## [Work instructions]
Using the data below, copy each line that includes the word "acumulada".
** Start **
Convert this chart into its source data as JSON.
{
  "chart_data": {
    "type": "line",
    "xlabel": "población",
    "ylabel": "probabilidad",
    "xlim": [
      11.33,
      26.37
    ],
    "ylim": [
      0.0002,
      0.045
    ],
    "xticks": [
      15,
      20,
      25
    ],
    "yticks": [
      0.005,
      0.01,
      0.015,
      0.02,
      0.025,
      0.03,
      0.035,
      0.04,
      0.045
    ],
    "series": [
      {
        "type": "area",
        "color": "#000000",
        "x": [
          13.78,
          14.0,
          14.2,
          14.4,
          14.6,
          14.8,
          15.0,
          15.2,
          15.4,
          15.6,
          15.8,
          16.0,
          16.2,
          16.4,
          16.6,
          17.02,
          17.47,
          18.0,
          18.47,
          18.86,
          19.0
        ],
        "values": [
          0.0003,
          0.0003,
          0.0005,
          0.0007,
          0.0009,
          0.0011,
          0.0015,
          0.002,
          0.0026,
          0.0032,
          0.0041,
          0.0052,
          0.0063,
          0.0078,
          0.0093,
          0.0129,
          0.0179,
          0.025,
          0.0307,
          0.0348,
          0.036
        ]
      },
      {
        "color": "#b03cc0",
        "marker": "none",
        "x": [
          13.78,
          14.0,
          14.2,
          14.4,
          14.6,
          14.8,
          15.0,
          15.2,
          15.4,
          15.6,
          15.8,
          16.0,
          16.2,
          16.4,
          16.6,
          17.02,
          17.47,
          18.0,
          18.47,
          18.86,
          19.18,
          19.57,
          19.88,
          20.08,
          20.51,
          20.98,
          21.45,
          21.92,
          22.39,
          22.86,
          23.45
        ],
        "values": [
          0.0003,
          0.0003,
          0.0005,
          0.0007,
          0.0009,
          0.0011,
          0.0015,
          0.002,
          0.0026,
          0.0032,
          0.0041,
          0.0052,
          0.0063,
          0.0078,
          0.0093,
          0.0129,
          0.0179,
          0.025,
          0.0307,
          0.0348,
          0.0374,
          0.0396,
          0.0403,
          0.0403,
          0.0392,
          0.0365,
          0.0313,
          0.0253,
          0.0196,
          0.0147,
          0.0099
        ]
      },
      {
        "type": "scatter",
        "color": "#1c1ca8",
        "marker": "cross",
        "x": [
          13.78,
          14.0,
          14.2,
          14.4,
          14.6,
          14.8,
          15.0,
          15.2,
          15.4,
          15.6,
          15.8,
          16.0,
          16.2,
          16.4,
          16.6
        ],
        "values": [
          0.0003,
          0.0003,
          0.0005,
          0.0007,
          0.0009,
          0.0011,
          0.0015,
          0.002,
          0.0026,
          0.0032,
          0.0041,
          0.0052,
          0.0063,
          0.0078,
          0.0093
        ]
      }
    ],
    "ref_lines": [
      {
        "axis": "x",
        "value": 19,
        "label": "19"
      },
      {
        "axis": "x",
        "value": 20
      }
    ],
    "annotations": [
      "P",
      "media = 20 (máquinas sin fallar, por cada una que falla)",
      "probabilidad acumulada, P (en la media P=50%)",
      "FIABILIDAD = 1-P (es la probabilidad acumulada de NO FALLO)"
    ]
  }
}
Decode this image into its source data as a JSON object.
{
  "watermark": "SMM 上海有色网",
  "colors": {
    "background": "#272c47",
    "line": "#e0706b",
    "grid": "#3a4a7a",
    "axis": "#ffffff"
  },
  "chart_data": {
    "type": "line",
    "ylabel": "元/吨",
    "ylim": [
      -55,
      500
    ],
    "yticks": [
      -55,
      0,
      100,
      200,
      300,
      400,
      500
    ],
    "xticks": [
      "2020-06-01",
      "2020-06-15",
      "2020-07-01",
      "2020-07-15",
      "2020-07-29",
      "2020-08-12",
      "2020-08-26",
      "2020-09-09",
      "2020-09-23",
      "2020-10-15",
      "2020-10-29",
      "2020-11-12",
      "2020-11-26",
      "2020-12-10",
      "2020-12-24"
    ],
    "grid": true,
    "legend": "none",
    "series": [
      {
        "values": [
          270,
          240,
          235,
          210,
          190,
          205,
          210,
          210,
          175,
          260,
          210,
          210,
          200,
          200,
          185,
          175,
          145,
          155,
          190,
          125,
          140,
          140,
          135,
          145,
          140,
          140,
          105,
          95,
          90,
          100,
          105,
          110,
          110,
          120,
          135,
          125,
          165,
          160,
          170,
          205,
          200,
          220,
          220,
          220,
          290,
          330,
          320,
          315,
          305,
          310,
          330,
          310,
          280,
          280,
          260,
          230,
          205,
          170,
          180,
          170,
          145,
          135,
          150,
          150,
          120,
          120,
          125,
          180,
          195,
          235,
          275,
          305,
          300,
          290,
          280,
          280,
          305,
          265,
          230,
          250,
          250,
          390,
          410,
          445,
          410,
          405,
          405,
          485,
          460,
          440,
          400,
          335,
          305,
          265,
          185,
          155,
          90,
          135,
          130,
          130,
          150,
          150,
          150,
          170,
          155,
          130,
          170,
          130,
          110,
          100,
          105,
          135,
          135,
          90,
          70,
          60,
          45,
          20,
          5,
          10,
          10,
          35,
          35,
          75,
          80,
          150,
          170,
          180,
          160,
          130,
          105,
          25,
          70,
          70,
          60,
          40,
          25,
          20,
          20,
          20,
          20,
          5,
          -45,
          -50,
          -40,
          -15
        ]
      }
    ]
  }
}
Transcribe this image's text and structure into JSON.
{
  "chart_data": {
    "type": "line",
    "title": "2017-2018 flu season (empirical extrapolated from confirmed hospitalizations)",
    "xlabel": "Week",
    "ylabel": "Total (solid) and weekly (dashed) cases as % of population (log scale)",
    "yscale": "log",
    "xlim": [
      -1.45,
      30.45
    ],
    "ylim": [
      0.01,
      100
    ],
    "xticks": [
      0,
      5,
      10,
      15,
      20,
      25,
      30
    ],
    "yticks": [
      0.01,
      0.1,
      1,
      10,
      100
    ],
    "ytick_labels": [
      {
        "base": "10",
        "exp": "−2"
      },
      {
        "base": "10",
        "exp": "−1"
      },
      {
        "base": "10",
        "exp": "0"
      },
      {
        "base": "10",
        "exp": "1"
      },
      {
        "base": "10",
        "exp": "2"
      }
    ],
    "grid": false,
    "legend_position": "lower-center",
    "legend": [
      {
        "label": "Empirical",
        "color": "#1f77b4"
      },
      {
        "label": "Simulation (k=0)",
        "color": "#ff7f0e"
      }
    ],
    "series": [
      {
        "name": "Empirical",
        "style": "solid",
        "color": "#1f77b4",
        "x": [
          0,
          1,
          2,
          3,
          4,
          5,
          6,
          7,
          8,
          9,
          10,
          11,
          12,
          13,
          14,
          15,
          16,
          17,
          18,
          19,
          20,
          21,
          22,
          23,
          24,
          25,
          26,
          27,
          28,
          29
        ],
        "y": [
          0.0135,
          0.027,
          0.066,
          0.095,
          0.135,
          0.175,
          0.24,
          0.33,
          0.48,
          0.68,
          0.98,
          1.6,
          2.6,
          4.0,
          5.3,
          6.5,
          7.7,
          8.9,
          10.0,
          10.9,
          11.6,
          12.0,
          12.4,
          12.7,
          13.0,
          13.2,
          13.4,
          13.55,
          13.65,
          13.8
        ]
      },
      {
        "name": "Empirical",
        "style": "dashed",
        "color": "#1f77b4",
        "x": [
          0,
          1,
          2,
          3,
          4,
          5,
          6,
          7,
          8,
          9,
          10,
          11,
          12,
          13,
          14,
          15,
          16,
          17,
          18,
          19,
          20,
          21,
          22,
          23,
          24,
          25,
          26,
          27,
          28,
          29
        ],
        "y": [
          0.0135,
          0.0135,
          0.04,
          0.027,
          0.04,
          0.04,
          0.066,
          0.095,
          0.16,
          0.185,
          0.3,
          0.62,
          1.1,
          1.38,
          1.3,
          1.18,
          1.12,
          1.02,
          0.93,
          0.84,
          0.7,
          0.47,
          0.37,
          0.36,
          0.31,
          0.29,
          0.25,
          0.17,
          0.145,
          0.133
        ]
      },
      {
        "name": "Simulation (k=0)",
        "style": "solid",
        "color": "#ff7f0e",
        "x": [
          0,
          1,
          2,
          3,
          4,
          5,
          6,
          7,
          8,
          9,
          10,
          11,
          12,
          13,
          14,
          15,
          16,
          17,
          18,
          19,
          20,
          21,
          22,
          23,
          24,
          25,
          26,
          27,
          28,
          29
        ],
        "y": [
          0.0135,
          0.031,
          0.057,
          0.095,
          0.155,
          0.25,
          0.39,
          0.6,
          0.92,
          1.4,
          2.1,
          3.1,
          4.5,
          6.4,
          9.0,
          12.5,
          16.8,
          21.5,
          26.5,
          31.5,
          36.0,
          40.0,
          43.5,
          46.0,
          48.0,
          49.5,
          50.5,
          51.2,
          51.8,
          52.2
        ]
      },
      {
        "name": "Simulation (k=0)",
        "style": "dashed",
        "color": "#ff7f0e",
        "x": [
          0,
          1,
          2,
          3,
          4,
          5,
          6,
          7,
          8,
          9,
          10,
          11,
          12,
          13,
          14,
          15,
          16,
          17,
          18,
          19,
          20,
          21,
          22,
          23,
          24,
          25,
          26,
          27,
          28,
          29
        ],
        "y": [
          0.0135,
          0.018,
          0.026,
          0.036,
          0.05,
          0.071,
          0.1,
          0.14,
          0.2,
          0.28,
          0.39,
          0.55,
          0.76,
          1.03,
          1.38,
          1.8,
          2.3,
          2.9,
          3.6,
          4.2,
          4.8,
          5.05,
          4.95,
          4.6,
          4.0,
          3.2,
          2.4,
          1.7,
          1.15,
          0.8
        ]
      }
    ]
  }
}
** End **
## [Output for this exercise]
      "probabilidad acumulada, P (en la media P=50%)",
      "FIABILIDAD = 1-P (es la probabilidad acumulada de NO FALLO)"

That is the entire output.